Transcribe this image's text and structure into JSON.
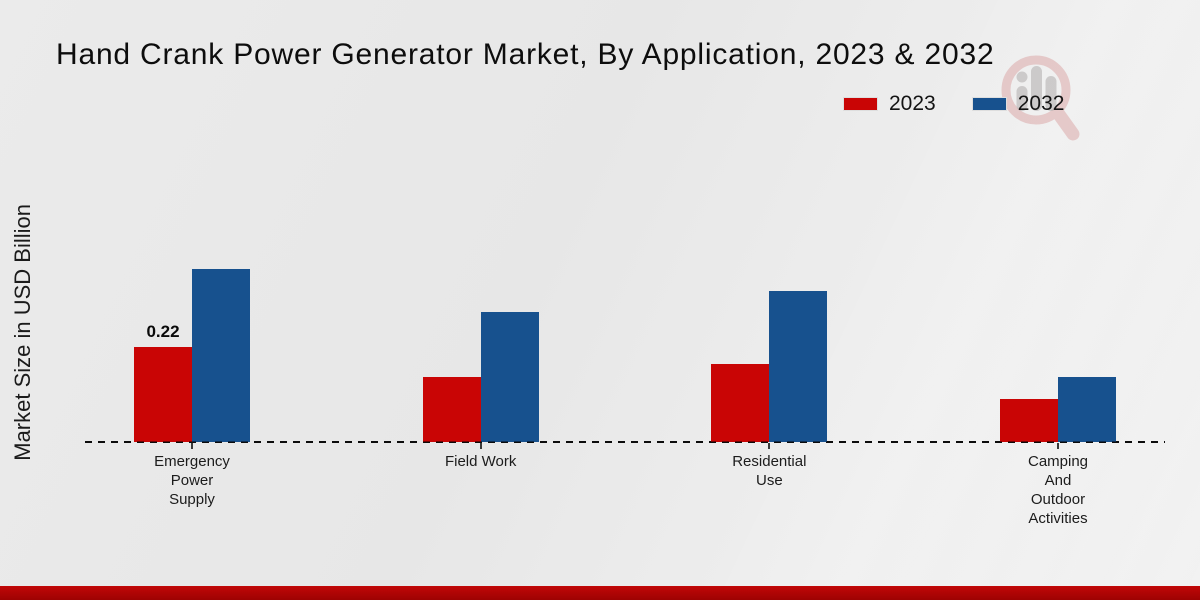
{
  "page": {
    "title": "Hand Crank Power Generator Market, By Application, 2023 & 2032"
  },
  "legend": {
    "items": [
      {
        "label": "2023",
        "color": "#c90505"
      },
      {
        "label": "2032",
        "color": "#17518e"
      }
    ]
  },
  "watermark": {
    "name": "market-research-future-logo"
  },
  "chart_data": {
    "type": "bar",
    "title": "Hand Crank Power Generator Market, By Application, 2023 & 2032",
    "xlabel": "",
    "ylabel": "Market Size in USD Billion",
    "ylim": [
      0,
      0.45
    ],
    "grid": false,
    "legend_position": "top-right",
    "baseline_style": "dashed",
    "categories": [
      "Emergency Power Supply",
      "Field Work",
      "Residential Use",
      "Camping And Outdoor Activities"
    ],
    "categories_display": [
      [
        "Emergency",
        "Power",
        "Supply"
      ],
      [
        "Field Work"
      ],
      [
        "Residential",
        "Use"
      ],
      [
        "Camping",
        "And",
        "Outdoor",
        "Activities"
      ]
    ],
    "series": [
      {
        "name": "2023",
        "color": "#c90505",
        "values": [
          0.22,
          0.15,
          0.18,
          0.1
        ]
      },
      {
        "name": "2032",
        "color": "#17518e",
        "values": [
          0.4,
          0.3,
          0.35,
          0.15
        ]
      }
    ],
    "data_labels": [
      {
        "series": "2023",
        "category_index": 0,
        "text": "0.22"
      }
    ],
    "colors": {
      "accent_red": "#c90505",
      "accent_blue": "#17518e",
      "footer_red": "#b20505"
    }
  }
}
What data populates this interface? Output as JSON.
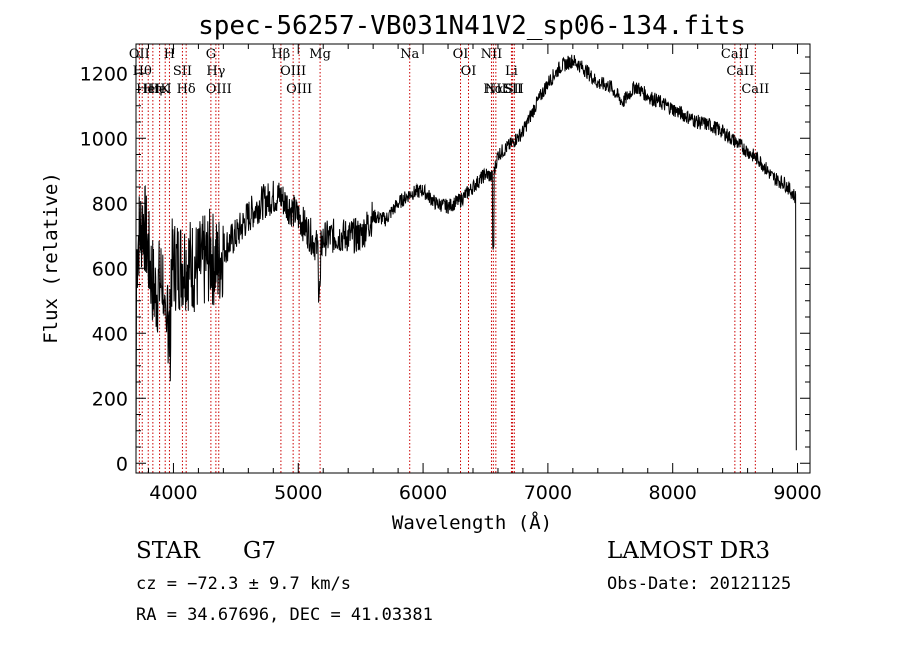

____

What the task asks
Check every line of the listing for the string "name" and report how many lines have it, as a number alone.

Solution to this task
3